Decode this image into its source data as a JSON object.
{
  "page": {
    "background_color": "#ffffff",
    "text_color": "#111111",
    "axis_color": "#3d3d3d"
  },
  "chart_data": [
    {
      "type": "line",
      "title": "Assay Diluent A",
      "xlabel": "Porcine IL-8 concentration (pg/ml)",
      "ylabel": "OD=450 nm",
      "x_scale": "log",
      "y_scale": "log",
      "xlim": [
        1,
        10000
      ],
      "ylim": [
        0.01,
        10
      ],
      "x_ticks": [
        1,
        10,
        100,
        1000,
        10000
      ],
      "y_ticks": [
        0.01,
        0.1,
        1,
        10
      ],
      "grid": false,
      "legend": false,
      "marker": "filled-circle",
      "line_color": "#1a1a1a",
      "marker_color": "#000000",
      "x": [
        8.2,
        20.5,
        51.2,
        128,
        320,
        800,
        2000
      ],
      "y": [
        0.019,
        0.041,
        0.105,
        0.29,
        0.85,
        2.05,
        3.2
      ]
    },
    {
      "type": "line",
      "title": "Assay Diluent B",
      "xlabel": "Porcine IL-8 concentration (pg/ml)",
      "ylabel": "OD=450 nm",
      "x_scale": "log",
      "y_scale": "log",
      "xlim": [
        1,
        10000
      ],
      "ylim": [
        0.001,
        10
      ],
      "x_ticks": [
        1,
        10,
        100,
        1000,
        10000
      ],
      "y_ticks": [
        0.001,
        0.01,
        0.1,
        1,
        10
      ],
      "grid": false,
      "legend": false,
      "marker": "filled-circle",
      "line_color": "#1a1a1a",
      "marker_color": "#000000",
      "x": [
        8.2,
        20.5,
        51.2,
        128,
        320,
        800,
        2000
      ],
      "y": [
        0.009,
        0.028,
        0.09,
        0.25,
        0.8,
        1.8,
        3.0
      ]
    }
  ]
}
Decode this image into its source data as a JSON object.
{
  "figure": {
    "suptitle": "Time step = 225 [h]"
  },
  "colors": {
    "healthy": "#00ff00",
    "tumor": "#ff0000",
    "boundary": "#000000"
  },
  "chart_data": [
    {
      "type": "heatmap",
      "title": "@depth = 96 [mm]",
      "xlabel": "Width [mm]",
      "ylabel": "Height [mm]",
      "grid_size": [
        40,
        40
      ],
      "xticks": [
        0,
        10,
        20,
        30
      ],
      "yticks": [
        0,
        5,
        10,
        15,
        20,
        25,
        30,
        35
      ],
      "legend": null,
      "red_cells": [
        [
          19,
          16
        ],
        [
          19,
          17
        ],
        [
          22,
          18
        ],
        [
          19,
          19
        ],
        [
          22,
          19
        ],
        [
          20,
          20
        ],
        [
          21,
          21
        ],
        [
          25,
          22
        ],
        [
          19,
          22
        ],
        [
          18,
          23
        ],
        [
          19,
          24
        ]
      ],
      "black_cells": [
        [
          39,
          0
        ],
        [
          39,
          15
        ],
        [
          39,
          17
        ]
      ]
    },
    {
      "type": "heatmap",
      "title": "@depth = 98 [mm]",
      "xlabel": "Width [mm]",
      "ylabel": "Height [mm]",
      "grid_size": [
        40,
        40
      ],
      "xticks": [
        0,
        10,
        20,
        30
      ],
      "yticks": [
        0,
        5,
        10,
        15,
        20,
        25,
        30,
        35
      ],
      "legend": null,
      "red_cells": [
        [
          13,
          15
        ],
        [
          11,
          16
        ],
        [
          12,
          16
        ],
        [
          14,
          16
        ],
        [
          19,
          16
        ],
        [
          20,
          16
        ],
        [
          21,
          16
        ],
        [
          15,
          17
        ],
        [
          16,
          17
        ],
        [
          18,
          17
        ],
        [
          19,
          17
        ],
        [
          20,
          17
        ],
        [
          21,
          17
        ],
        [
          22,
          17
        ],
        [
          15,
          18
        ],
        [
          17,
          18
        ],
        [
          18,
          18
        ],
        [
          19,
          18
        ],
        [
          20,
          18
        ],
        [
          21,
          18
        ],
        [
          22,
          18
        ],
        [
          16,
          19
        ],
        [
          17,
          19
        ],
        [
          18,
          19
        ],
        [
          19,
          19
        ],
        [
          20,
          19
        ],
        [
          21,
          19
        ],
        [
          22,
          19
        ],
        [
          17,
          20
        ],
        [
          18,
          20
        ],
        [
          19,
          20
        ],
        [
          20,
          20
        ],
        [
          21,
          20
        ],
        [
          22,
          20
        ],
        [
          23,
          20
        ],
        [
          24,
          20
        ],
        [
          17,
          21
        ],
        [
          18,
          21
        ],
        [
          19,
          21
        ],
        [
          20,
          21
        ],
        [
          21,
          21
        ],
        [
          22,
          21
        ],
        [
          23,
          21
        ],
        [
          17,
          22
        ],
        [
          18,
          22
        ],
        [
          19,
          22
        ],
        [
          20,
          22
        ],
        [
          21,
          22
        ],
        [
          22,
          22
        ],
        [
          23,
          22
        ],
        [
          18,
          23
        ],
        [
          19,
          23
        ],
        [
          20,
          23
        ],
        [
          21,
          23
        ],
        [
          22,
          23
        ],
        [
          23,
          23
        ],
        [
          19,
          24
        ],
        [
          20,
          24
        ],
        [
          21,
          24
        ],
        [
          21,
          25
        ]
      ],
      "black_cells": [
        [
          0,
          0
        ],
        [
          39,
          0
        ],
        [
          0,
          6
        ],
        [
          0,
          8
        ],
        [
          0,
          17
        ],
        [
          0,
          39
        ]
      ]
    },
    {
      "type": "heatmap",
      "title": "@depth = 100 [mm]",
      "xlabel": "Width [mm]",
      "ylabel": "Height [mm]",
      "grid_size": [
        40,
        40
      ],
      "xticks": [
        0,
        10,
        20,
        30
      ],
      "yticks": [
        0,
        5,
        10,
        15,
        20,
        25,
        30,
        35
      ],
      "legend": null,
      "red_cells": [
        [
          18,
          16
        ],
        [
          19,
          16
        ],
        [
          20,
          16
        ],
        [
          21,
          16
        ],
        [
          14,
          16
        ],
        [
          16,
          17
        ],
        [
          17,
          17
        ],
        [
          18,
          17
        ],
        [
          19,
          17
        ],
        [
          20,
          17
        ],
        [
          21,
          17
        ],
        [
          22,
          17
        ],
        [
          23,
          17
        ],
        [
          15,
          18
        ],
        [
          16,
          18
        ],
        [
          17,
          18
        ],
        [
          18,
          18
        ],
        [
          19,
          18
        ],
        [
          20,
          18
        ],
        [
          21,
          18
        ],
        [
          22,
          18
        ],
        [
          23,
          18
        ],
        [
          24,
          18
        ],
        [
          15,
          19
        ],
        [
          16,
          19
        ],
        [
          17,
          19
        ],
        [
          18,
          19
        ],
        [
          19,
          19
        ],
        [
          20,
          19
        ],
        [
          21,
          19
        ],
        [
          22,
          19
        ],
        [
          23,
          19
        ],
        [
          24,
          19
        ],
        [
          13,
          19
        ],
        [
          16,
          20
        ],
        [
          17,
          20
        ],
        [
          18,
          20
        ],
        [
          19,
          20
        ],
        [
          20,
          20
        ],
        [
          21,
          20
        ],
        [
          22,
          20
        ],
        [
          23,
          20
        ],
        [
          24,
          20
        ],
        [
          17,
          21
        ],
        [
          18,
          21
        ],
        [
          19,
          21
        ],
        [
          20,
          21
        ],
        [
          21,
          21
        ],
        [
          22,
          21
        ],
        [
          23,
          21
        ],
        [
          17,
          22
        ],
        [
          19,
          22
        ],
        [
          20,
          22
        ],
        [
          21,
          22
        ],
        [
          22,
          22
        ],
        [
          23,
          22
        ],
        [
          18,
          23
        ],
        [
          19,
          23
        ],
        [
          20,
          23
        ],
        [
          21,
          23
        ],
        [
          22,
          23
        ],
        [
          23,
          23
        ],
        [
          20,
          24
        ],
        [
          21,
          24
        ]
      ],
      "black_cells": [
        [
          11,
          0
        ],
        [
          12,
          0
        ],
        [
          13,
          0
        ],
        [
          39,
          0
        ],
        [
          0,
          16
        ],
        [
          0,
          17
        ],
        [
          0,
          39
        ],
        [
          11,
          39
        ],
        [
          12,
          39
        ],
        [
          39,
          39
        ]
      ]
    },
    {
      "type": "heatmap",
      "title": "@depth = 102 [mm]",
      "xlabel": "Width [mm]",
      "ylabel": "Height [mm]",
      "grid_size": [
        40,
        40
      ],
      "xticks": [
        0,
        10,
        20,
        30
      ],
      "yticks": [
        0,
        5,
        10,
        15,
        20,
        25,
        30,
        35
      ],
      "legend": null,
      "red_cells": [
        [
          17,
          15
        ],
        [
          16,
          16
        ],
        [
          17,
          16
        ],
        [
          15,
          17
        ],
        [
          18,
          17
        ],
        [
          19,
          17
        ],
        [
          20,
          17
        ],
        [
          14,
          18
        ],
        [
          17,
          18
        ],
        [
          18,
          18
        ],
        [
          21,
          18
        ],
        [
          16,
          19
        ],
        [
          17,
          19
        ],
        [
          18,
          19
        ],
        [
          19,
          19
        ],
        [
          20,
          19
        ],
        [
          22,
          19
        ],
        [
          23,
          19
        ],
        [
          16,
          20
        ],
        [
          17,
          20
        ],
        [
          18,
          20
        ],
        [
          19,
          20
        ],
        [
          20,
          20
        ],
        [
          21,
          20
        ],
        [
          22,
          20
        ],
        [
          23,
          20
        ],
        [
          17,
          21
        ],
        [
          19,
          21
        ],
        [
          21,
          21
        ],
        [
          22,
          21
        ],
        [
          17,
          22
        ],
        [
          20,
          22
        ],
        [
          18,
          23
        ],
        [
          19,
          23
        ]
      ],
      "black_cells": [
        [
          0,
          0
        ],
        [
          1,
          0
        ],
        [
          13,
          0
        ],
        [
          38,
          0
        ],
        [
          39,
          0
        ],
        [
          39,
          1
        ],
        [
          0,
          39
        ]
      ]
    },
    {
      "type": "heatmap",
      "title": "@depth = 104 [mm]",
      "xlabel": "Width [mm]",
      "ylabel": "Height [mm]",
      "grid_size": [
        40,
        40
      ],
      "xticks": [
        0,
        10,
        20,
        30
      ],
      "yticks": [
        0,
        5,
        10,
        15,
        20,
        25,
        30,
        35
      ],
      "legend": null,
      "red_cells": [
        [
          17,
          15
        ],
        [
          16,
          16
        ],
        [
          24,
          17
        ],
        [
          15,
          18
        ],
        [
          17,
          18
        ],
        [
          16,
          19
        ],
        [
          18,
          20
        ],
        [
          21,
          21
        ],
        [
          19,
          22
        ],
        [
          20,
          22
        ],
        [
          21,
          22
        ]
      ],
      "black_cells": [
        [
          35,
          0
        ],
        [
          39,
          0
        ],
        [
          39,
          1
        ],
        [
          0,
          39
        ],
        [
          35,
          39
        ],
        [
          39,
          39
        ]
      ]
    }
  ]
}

ACTIVITY:
Please state how many lines of the material above include the word "Assay"; the number is the whole answer.

WRITTEN ANSWER:
2